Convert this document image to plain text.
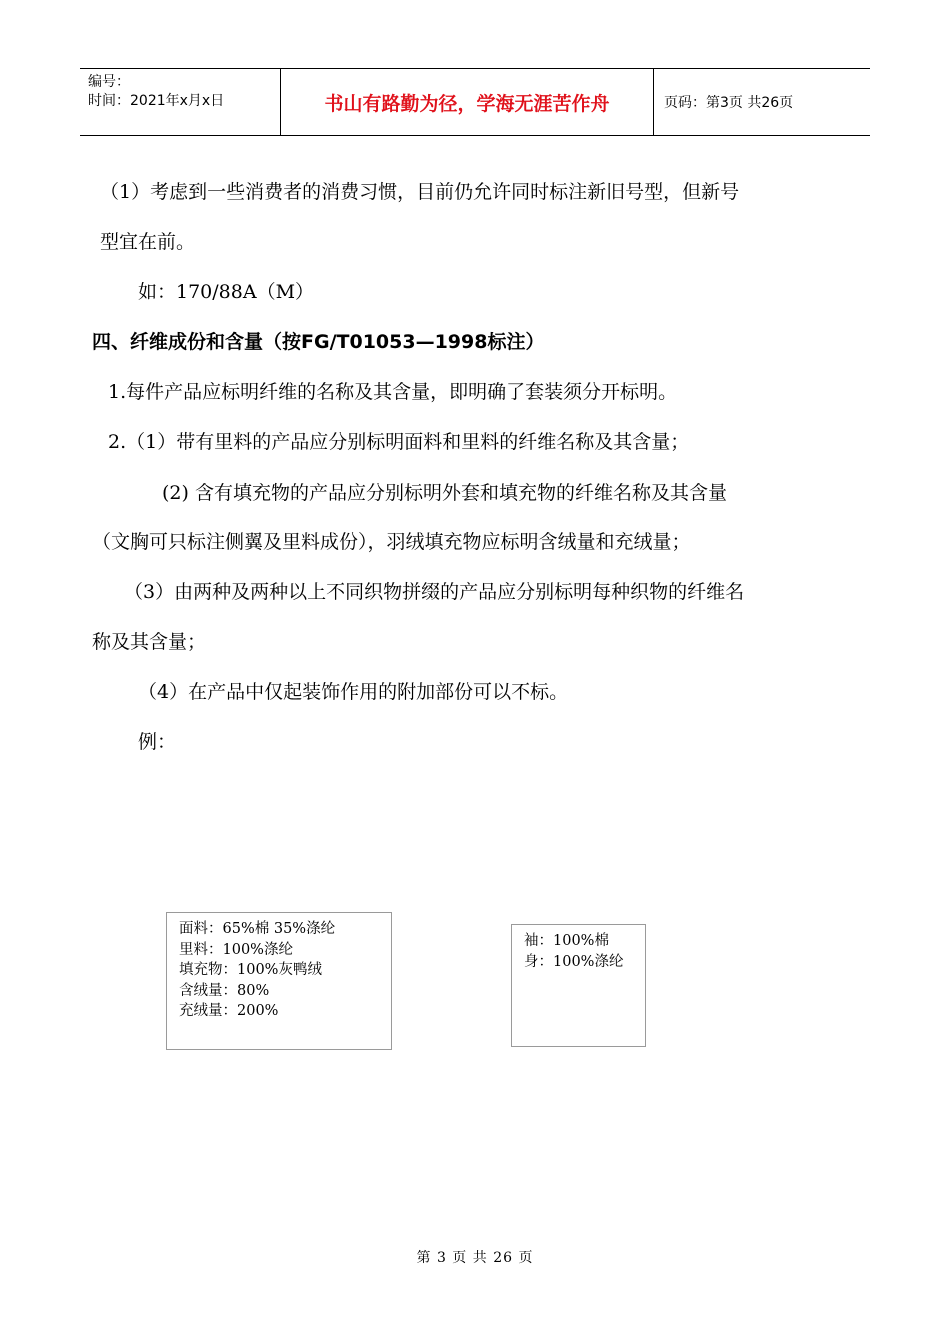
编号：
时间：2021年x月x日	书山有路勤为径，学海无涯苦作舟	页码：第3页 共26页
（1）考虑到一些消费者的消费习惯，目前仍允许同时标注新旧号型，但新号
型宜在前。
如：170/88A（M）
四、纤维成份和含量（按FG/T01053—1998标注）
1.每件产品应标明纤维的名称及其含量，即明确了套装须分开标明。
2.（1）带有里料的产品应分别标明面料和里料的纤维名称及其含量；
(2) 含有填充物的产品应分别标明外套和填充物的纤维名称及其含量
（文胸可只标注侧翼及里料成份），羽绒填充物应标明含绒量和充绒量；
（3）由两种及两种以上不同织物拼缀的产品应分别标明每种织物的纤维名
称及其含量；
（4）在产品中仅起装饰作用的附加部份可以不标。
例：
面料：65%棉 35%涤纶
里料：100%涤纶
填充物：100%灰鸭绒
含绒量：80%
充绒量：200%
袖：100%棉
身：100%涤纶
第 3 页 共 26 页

--

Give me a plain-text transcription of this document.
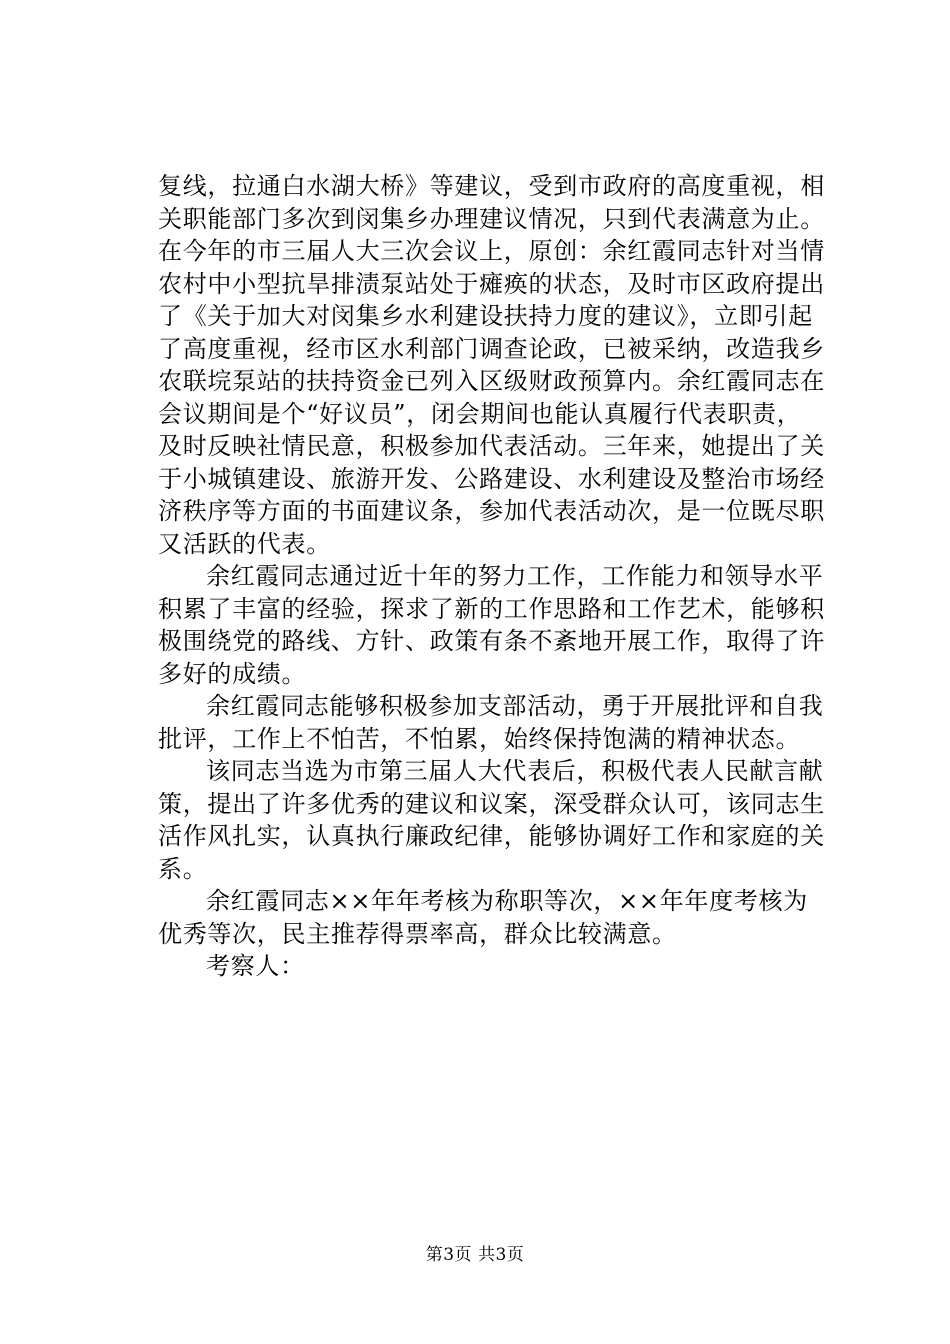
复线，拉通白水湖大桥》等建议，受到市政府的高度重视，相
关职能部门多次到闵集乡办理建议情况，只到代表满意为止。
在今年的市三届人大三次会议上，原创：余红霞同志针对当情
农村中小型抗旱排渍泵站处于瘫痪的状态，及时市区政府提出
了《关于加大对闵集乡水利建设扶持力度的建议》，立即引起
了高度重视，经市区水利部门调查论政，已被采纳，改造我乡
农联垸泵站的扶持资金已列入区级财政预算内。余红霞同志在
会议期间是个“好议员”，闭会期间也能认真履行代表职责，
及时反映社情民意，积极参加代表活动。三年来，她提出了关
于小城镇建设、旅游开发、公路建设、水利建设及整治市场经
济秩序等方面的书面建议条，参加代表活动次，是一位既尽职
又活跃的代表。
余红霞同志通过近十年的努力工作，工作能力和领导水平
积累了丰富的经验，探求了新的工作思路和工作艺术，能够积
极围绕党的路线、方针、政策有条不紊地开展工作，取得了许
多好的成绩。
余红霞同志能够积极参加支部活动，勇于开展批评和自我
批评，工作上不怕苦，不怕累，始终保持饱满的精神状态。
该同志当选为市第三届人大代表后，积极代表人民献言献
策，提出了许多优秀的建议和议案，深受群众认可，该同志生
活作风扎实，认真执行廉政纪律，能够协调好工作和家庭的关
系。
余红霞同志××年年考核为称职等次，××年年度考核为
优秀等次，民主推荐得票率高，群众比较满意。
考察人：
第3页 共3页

---

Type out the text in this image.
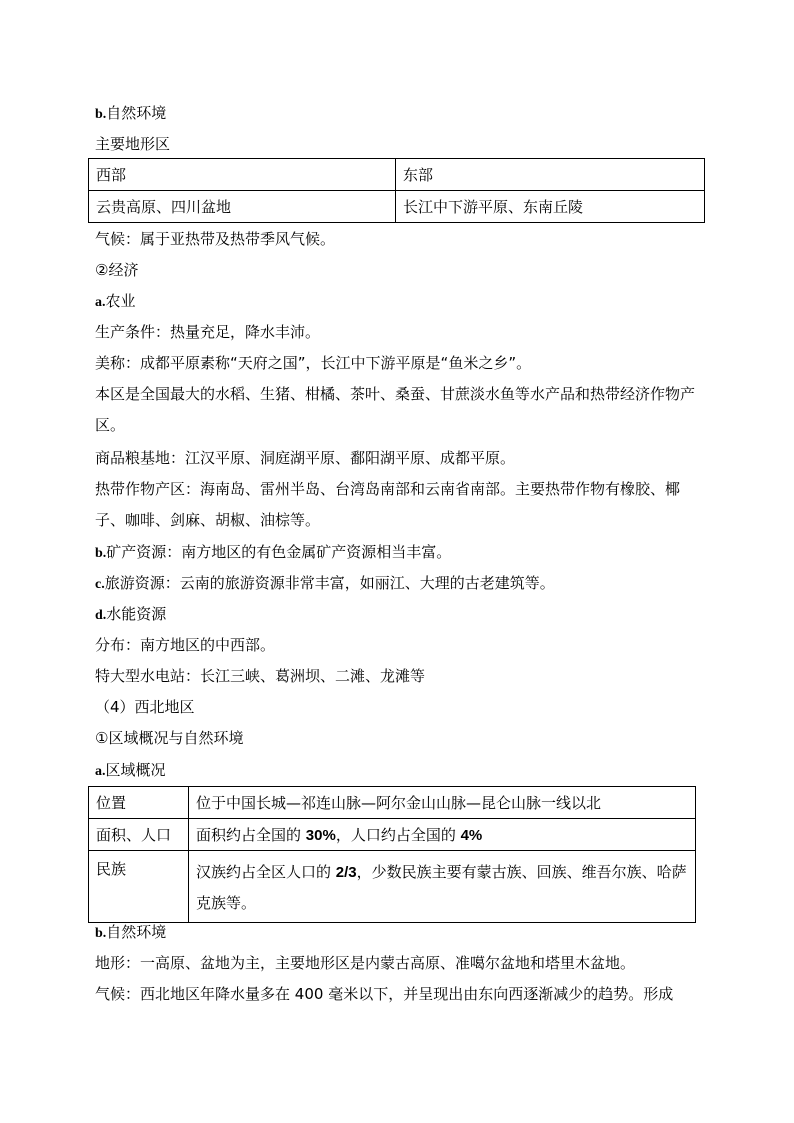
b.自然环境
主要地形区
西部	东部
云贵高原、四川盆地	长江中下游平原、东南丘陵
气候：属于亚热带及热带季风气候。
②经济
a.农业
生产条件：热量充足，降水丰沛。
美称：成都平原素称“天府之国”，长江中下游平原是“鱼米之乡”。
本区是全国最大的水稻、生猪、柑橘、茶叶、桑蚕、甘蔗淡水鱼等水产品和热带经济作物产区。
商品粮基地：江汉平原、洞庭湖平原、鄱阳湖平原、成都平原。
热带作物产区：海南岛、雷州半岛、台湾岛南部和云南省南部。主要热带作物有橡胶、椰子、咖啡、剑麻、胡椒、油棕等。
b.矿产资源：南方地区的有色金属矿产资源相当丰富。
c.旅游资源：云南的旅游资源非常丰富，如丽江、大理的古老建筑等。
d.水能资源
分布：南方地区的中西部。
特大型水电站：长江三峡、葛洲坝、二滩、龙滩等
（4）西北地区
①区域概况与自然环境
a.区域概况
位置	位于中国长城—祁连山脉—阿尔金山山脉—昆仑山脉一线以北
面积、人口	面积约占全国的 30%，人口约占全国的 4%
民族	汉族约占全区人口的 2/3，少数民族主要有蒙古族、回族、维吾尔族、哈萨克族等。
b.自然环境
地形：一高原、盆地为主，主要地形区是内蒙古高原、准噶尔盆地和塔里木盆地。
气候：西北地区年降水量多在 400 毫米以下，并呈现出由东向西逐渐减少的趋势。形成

* **Exercise**
Return each line in the records that holds the string "document".

* **Result for this task**
Convert this document image to plain text.
Give me a plain-text transcription of this document.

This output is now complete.